# start of Material for the task

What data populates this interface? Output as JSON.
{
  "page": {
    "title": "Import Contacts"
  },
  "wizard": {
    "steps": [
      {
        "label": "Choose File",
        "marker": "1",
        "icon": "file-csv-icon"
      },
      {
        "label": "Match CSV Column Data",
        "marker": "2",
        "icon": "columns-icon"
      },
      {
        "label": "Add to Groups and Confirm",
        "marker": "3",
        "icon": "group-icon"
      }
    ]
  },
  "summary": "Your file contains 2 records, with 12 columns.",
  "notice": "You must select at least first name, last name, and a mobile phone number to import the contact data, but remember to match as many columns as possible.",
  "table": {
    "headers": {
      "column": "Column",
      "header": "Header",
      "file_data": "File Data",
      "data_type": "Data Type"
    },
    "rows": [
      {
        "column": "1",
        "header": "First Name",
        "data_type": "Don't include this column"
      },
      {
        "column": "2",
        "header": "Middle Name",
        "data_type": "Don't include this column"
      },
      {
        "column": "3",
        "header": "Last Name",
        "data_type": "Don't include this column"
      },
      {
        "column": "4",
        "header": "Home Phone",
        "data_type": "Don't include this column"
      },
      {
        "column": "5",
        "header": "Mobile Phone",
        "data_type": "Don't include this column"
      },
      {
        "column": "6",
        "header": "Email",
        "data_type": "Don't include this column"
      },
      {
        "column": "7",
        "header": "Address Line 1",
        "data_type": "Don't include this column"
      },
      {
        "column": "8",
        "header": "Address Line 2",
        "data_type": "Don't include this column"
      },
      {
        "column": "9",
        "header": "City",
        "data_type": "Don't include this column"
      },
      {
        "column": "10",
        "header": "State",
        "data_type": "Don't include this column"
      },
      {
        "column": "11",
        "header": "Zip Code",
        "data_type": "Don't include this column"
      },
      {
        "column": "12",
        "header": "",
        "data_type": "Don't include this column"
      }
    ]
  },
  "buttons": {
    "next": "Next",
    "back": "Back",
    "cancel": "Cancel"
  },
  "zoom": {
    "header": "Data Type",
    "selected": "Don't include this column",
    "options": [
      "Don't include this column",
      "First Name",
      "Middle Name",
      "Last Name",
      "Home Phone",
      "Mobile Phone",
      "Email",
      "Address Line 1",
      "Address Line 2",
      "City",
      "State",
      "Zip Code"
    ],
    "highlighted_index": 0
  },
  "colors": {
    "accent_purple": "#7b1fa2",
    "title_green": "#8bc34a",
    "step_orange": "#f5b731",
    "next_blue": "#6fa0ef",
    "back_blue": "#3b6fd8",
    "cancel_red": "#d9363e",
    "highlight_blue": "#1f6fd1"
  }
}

# end of Material for the task

## Exercise task
Reproduce the records above exactly.

## Task solution
What data populates this interface? Output as JSON.
{
  "page": {
    "title": "Import Contacts"
  },
  "wizard": {
    "steps": [
      {
        "label": "Choose File",
        "marker": "1",
        "icon": "file-csv-icon"
      },
      {
        "label": "Match CSV Column Data",
        "marker": "2",
        "icon": "columns-icon"
      },
      {
        "label": "Add to Groups and Confirm",
        "marker": "3",
        "icon": "group-icon"
      }
    ]
  },
  "summary": "Your file contains 2 records, with 12 columns.",
  "notice": "You must select at least first name, last name, and a mobile phone number to import the contact data, but remember to match as many columns as possible.",
  "table": {
    "headers": {
      "column": "Column",
      "header": "Header",
      "file_data": "File Data",
      "data_type": "Data Type"
    },
    "rows": [
      {
        "column": "1",
        "header": "First Name",
        "data_type": "Don't include this column"
      },
      {
        "column": "2",
        "header": "Middle Name",
        "data_type": "Don't include this column"
      },
      {
        "column": "3",
        "header": "Last Name",
        "data_type": "Don't include this column"
      },
      {
        "column": "4",
        "header": "Home Phone",
        "data_type": "Don't include this column"
      },
      {
        "column": "5",
        "header": "Mobile Phone",
        "data_type": "Don't include this column"
      },
      {
        "column": "6",
        "header": "Email",
        "data_type": "Don't include this column"
      },
      {
        "column": "7",
        "header": "Address Line 1",
        "data_type": "Don't include this column"
      },
      {
        "column": "8",
        "header": "Address Line 2",
        "data_type": "Don't include this column"
      },
      {
        "column": "9",
        "header": "City",
        "data_type": "Don't include this column"
      },
      {
        "column": "10",
        "header": "State",
        "data_type": "Don't include this column"
      },
      {
        "column": "11",
        "header": "Zip Code",
        "data_type": "Don't include this column"
      },
      {
        "column": "12",
        "header": "",
        "data_type": "Don't include this column"
      }
    ]
  },
  "buttons": {
    "next": "Next",
    "back": "Back",
    "cancel": "Cancel"
  },
  "zoom": {
    "header": "Data Type",
    "selected": "Don't include this column",
    "options": [
      "Don't include this column",
      "First Name",
      "Middle Name",
      "Last Name",
      "Home Phone",
      "Mobile Phone",
      "Email",
      "Address Line 1",
      "Address Line 2",
      "City",
      "State",
      "Zip Code"
    ],
    "highlighted_index": 0
  },
  "colors": {
    "accent_purple": "#7b1fa2",
    "title_green": "#8bc34a",
    "step_orange": "#f5b731",
    "next_blue": "#6fa0ef",
    "back_blue": "#3b6fd8",
    "cancel_red": "#d9363e",
    "highlight_blue": "#1f6fd1"
  }
}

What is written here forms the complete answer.